◆ **Directions**:
Answer with nothing but the number of lines that include the word "Good".
== Data shown
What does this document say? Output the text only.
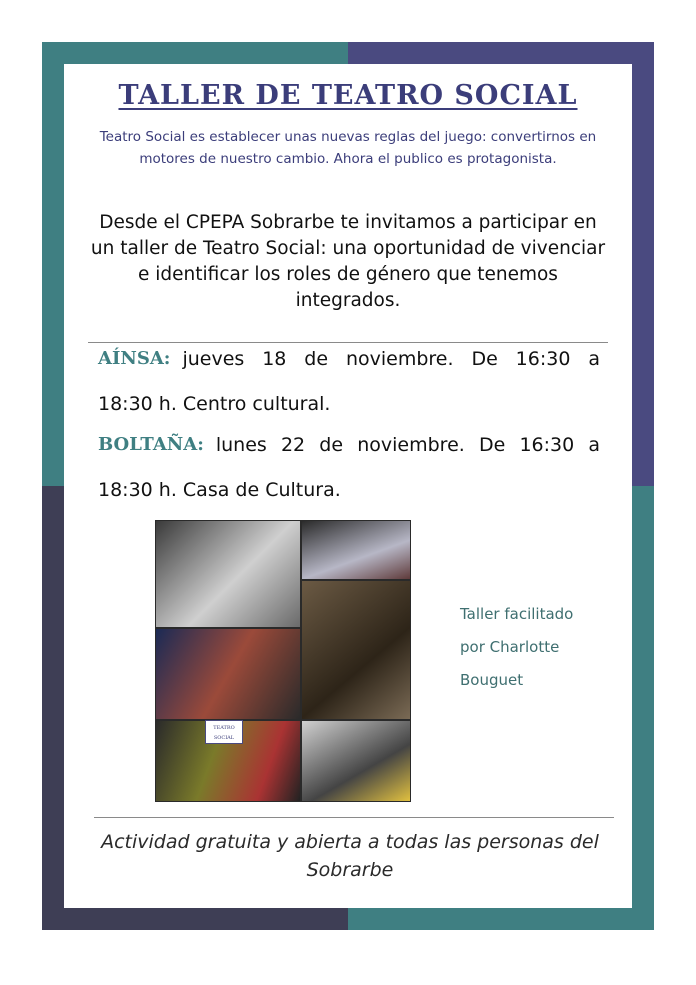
TALLER DE TEATRO SOCIAL
Teatro Social es establecer unas nuevas reglas del juego: convertirnos en motores de nuestro cambio. Ahora el publico es protagonista.
Desde el CPEPA Sobrarbe te invitamos a participar en un taller de Teatro Social: una oportunidad de vivenciar e identificar los roles de género que tenemos integrados.
AÍNSA: jueves 18 de noviembre. De 16:30 a
18:30 h. Centro cultural.
BOLTAÑA: lunes 22 de noviembre. De 16:30 a
18:30 h. Casa de Cultura.
TEATRO
SOCIAL
Taller facilitado
por Charlotte
Bouguet
Actividad gratuita y abierta a todas las personas del Sobrarbe
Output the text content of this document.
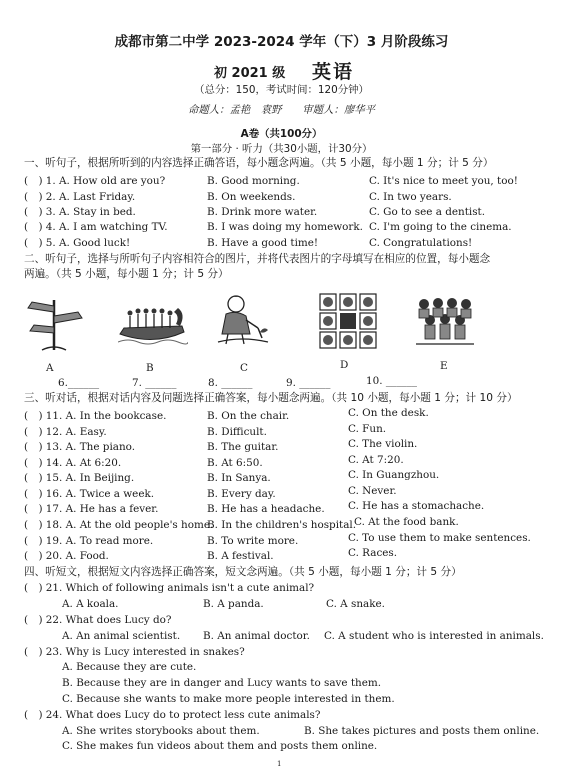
成都市第二中学 2023-2024 学年（下）3 月阶段练习
初 2021 级 英语
（总分：150，考试时间：120分钟）
命题人：孟艳　袁野　　审题人：廖华平
A卷（共100分）
第一部分 · 听力（共30小题，计30分）
一、听句子，根据所听到的内容选择正确答语，每小题念两遍。（共 5 小题，每小题 1 分；计 5 分）
(　) 1. A. How old are you?	B. Good morning.	C. It's nice to meet you, too!
(　) 2. A. Last Friday.	B. On weekends.	C. In two years.
(　) 3. A. Stay in bed.	B. Drink more water.	C. Go to see a dentist.
(　) 4. A. I am watching TV.	B. I was doing my homework. C. I'm going to the cinema.
(　) 5. A. Good luck!	B. Have a good time!	C. Congratulations!
二、听句子，选择与所听句子内容相符合的图片，并将代表图片的字母填写在相应的位置，每小题念
两遍。（共 5 小题，每小题 1 分；计 5 分）
A	B	C	D	E
6.______	7. ______	8. ______	9. ______	10. ______
三、听对话，根据对话内容及问题选择正确答案，每小题念两遍。（共 10 小题，每小题 1 分；计 10 分）
(　) 11. A. In the bookcase.	B. On the chair.	C. On the desk.
(　) 12. A. Easy.	B. Difficult.	C. Fun.
(　) 13. A. The piano.	B. The guitar.	C. The violin.
(　) 14. A. At 6:20.	B. At 6:50.	C. At 7:20.
(　) 15. A. In Beijing.	B. In Sanya.	C. In Guangzhou.
(　) 16. A. Twice a week.	B. Every day.	C. Never.
(　) 17. A. He has a fever.	B. He has a headache. C. He has a stomachache.
(　) 18. A. At the old people's home.
B. In the children's hospital.
C. At the food bank.
(　) 19. A. To read more.	B. To write more.	C. To use them to make sentences.
(　) 20. A. Food.	B. A festival.	C. Races.
四、听短文，根据短文内容选择正确答案，短文念两遍。（共 5 小题，每小题 1 分；计 5 分）
(　) 21. Which of following animals isn't a cute animal?
A. A koala.	B. A panda.	C. A snake.
(　) 22. What does Lucy do?
A. An animal scientist. B. An animal doctor. C. A student who is interested in animals.
(　) 23. Why is Lucy interested in snakes?
A. Because they are cute.
B. Because they are in danger and Lucy wants to save them.
C. Because she wants to make more people interested in them.
(　) 24. What does Lucy do to protect less cute animals?
A. She writes storybooks about them.	B. She takes pictures and posts them online.
C. She makes fun videos about them and posts them online.
1
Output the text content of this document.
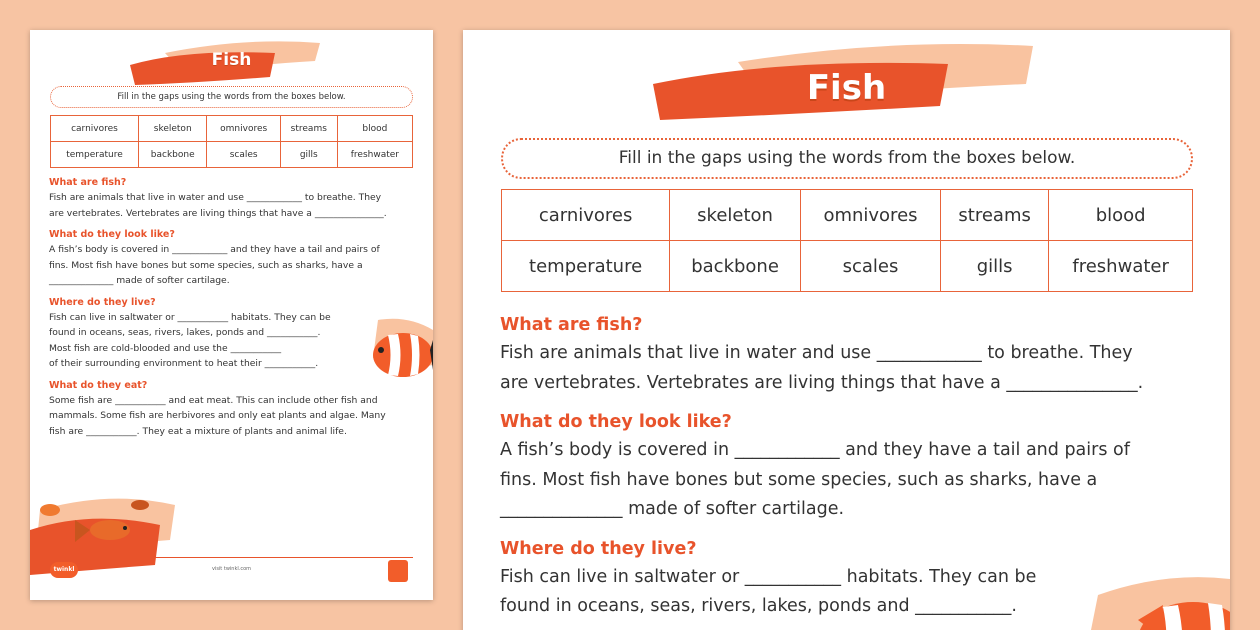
Fish
Fill in the gaps using the words from the boxes below.
carnivores	skeleton	omnivores	streams	blood
temperature	backbone	scales	gills	freshwater
What are fish?
Fish are animals that live in water and use ____________ to breathe. They
are vertebrates. Vertebrates are living things that have a _______________.
What do they look like?
A fish’s body is covered in ____________ and they have a tail and pairs of
fins. Most fish have bones but some species, such as sharks, have a
______________ made of softer cartilage.
Where do they live?
Fish can live in saltwater or ___________ habitats. They can be
found in oceans, seas, rivers, lakes, ponds and ___________.
Most fish are cold-blooded and use the ___________
of their surrounding environment to heat their ___________.
What do they eat?
Some fish are ___________ and eat meat. This can include other fish and
mammals. Some fish are herbivores and only eat plants and algae. Many
fish are ___________. They eat a mixture of plants and animal life.
twinkl	visit twinkl.com
Fish
Fill in the gaps using the words from the boxes below.
carnivores	skeleton	omnivores	streams	blood
temperature	backbone	scales	gills	freshwater
What are fish?
Fish are animals that live in water and use ____________ to breathe. They
are vertebrates. Vertebrates are living things that have a _______________.
What do they look like?
A fish’s body is covered in ____________ and they have a tail and pairs of
fins. Most fish have bones but some species, such as sharks, have a
______________ made of softer cartilage.
Where do they live?
Fish can live in saltwater or ___________ habitats. They can be
found in oceans, seas, rivers, lakes, ponds and ___________.
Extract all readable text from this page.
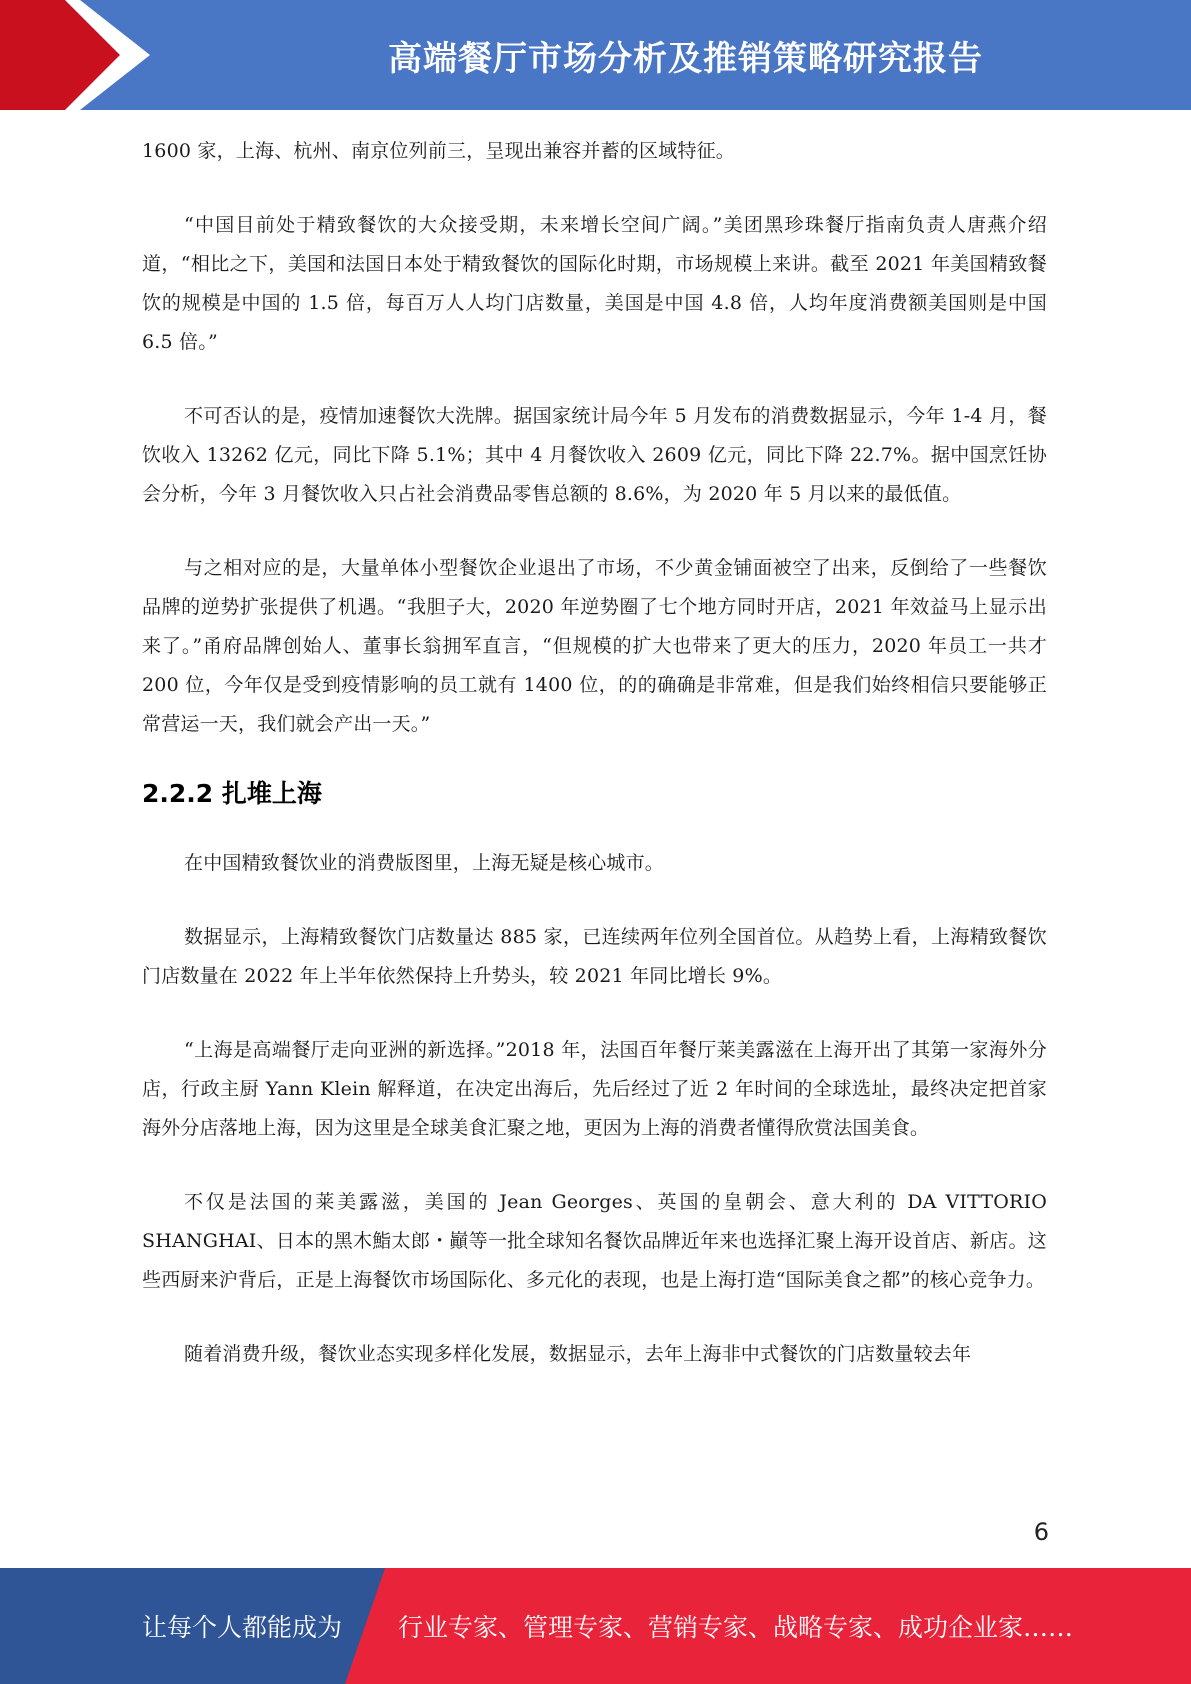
高端餐厅市场分析及推销策略研究报告

1600 家，上海、杭州、南京位列前三，呈现出兼容并蓄的区域特征。

“中国目前处于精致餐饮的大众接受期，未来增长空间广阔。”美团黑珍珠餐厅指南负责人唐燕介绍道，“相比之下，美国和法国日本处于精致餐饮的国际化时期，市场规模上来讲。截至 2021 年美国精致餐饮的规模是中国的 1.5 倍，每百万人人均门店数量，美国是中国 4.8 倍，人均年度消费额美国则是中国 6.5 倍。”

不可否认的是，疫情加速餐饮大洗牌。据国家统计局今年 5 月发布的消费数据显示，今年 1-4 月，餐饮收入 13262 亿元，同比下降 5.1%；其中 4 月餐饮收入 2609 亿元，同比下降 22.7%。据中国烹饪协会分析，今年 3 月餐饮收入只占社会消费品零售总额的 8.6%，为 2020 年 5 月以来的最低值。

与之相对应的是，大量单体小型餐饮企业退出了市场，不少黄金铺面被空了出来，反倒给了一些餐饮品牌的逆势扩张提供了机遇。“我胆子大，2020 年逆势圈了七个地方同时开店，2021 年效益马上显示出来了。”甬府品牌创始人、董事长翁拥军直言，“但规模的扩大也带来了更大的压力，2020 年员工一共才 200 位，今年仅是受到疫情影响的员工就有 1400 位，的的确确是非常难，但是我们始终相信只要能够正常营运一天，我们就会产出一天。”

2.2.2 扎堆上海

在中国精致餐饮业的消费版图里，上海无疑是核心城市。

数据显示，上海精致餐饮门店数量达 885 家，已连续两年位列全国首位。从趋势上看，上海精致餐饮门店数量在 2022 年上半年依然保持上升势头，较 2021 年同比增长 9%。

“上海是高端餐厅走向亚洲的新选择。”2018 年，法国百年餐厅莱美露滋在上海开出了其第一家海外分店，行政主厨 Yann Klein 解释道，在决定出海后，先后经过了近 2 年时间的全球选址，最终决定把首家海外分店落地上海，因为这里是全球美食汇聚之地，更因为上海的消费者懂得欣赏法国美食。

不仅是法国的莱美露滋，美国的 Jean Georges、英国的皇朝会、意大利的 DA VITTORIO SHANGHAI、日本的黑木鮨太郎・巓等一批全球知名餐饮品牌近年来也选择汇聚上海开设首店、新店。这些西厨来沪背后，正是上海餐饮市场国际化、多元化的表现，也是上海打造“国际美食之都”的核心竞争力。

随着消费升级，餐饮业态实现多样化发展，数据显示，去年上海非中式餐饮的门店数量较去年

6
让每个人都能成为 行业专家、管理专家、营销专家、战略专家、成功企业家……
====
◆ **Output**:
2